(Exercise)
All of the records below must be output exactly, with no pictures carried over.

========

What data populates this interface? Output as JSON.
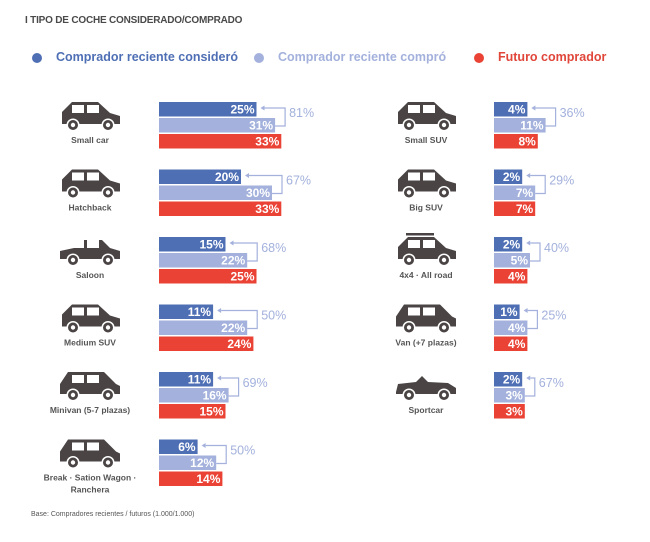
{
  "chart_data": {
    "type": "bar",
    "orientation": "horizontal",
    "title": "I TIPO DE COCHE CONSIDERADO/COMPRADO",
    "footnote": "Base: Compradores recientes / futuros (1.000/1.000)",
    "series": [
      {
        "key": "considered",
        "name": "Comprador reciente consideró",
        "color": "#4f6fb5",
        "text_color": "#4f6fb5"
      },
      {
        "key": "bought",
        "name": "Comprador reciente compró",
        "color": "#a3b1dc",
        "text_color": "#a3b1dc"
      },
      {
        "key": "future",
        "name": "Futuro comprador",
        "color": "#ea4335",
        "text_color": "#e0463a"
      }
    ],
    "conversion_color": "#a3b1dc",
    "value_suffix": "%",
    "groups": [
      {
        "column": "left",
        "category": "Small car",
        "icon": "small-car-icon",
        "considered": 25,
        "bought": 31,
        "future": 33,
        "conversion": 81
      },
      {
        "column": "left",
        "category": "Hatchback",
        "icon": "hatchback-icon",
        "considered": 20,
        "bought": 30,
        "future": 33,
        "conversion": 67
      },
      {
        "column": "left",
        "category": "Saloon",
        "icon": "saloon-icon",
        "considered": 15,
        "bought": 22,
        "future": 25,
        "conversion": 68
      },
      {
        "column": "left",
        "category": "Medium SUV",
        "icon": "medium-suv-icon",
        "considered": 11,
        "bought": 22,
        "future": 24,
        "conversion": 50
      },
      {
        "column": "left",
        "category": "Minivan (5-7 plazas)",
        "icon": "minivan-icon",
        "considered": 11,
        "bought": 16,
        "future": 15,
        "conversion": 69
      },
      {
        "column": "left",
        "category": "Break · Sation Wagon · Ranchera",
        "category_lines": [
          "Break · Sation Wagon ·",
          "Ranchera"
        ],
        "icon": "station-wagon-icon",
        "considered": 6,
        "bought": 12,
        "future": 14,
        "conversion": 50
      },
      {
        "column": "right",
        "category": "Small SUV",
        "icon": "small-suv-icon",
        "considered": 4,
        "bought": 11,
        "future": 8,
        "conversion": 36
      },
      {
        "column": "right",
        "category": "Big SUV",
        "icon": "big-suv-icon",
        "considered": 2,
        "bought": 7,
        "future": 7,
        "conversion": 29
      },
      {
        "column": "right",
        "category": "4x4 · All road",
        "icon": "four-by-four-icon",
        "considered": 2,
        "bought": 5,
        "future": 4,
        "conversion": 40
      },
      {
        "column": "right",
        "category": "Van (+7 plazas)",
        "icon": "van-icon",
        "considered": 1,
        "bought": 4,
        "future": 4,
        "conversion": 25
      },
      {
        "column": "right",
        "category": "Sportcar",
        "icon": "sportcar-icon",
        "considered": 2,
        "bought": 3,
        "future": 3,
        "conversion": 67
      }
    ]
  }
}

========

(Task answer)
What data populates this interface? Output as JSON.
{
  "chart_data": {
    "type": "bar",
    "orientation": "horizontal",
    "title": "I TIPO DE COCHE CONSIDERADO/COMPRADO",
    "footnote": "Base: Compradores recientes / futuros (1.000/1.000)",
    "series": [
      {
        "key": "considered",
        "name": "Comprador reciente consideró",
        "color": "#4f6fb5",
        "text_color": "#4f6fb5"
      },
      {
        "key": "bought",
        "name": "Comprador reciente compró",
        "color": "#a3b1dc",
        "text_color": "#a3b1dc"
      },
      {
        "key": "future",
        "name": "Futuro comprador",
        "color": "#ea4335",
        "text_color": "#e0463a"
      }
    ],
    "conversion_color": "#a3b1dc",
    "value_suffix": "%",
    "groups": [
      {
        "column": "left",
        "category": "Small car",
        "icon": "small-car-icon",
        "considered": 25,
        "bought": 31,
        "future": 33,
        "conversion": 81
      },
      {
        "column": "left",
        "category": "Hatchback",
        "icon": "hatchback-icon",
        "considered": 20,
        "bought": 30,
        "future": 33,
        "conversion": 67
      },
      {
        "column": "left",
        "category": "Saloon",
        "icon": "saloon-icon",
        "considered": 15,
        "bought": 22,
        "future": 25,
        "conversion": 68
      },
      {
        "column": "left",
        "category": "Medium SUV",
        "icon": "medium-suv-icon",
        "considered": 11,
        "bought": 22,
        "future": 24,
        "conversion": 50
      },
      {
        "column": "left",
        "category": "Minivan (5-7 plazas)",
        "icon": "minivan-icon",
        "considered": 11,
        "bought": 16,
        "future": 15,
        "conversion": 69
      },
      {
        "column": "left",
        "category": "Break · Sation Wagon · Ranchera",
        "category_lines": [
          "Break · Sation Wagon ·",
          "Ranchera"
        ],
        "icon": "station-wagon-icon",
        "considered": 6,
        "bought": 12,
        "future": 14,
        "conversion": 50
      },
      {
        "column": "right",
        "category": "Small SUV",
        "icon": "small-suv-icon",
        "considered": 4,
        "bought": 11,
        "future": 8,
        "conversion": 36
      },
      {
        "column": "right",
        "category": "Big SUV",
        "icon": "big-suv-icon",
        "considered": 2,
        "bought": 7,
        "future": 7,
        "conversion": 29
      },
      {
        "column": "right",
        "category": "4x4 · All road",
        "icon": "four-by-four-icon",
        "considered": 2,
        "bought": 5,
        "future": 4,
        "conversion": 40
      },
      {
        "column": "right",
        "category": "Van (+7 plazas)",
        "icon": "van-icon",
        "considered": 1,
        "bought": 4,
        "future": 4,
        "conversion": 25
      },
      {
        "column": "right",
        "category": "Sportcar",
        "icon": "sportcar-icon",
        "considered": 2,
        "bought": 3,
        "future": 3,
        "conversion": 67
      }
    ]
  }
}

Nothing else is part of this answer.